YOUR GOAL ▸ Would you quote the material below in full and unchanged?

MATERIAL SUPPLIED ▸
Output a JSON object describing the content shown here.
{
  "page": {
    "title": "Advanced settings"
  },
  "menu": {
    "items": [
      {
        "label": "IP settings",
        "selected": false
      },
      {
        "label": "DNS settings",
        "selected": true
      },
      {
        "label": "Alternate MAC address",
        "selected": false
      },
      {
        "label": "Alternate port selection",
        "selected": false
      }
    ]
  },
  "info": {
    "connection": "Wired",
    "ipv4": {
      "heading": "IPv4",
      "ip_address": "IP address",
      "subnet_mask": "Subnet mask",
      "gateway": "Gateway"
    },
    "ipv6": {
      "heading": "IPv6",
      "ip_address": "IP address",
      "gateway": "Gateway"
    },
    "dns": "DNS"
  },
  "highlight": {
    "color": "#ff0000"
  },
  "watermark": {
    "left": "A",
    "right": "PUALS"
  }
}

CORRECT RESPONSE ▸
Output a JSON object describing the content shown here.
{
  "page": {
    "title": "Advanced settings"
  },
  "menu": {
    "items": [
      {
        "label": "IP settings",
        "selected": false
      },
      {
        "label": "DNS settings",
        "selected": true
      },
      {
        "label": "Alternate MAC address",
        "selected": false
      },
      {
        "label": "Alternate port selection",
        "selected": false
      }
    ]
  },
  "info": {
    "connection": "Wired",
    "ipv4": {
      "heading": "IPv4",
      "ip_address": "IP address",
      "subnet_mask": "Subnet mask",
      "gateway": "Gateway"
    },
    "ipv6": {
      "heading": "IPv6",
      "ip_address": "IP address",
      "gateway": "Gateway"
    },
    "dns": "DNS"
  },
  "highlight": {
    "color": "#ff0000"
  },
  "watermark": {
    "left": "A",
    "right": "PUALS"
  }
}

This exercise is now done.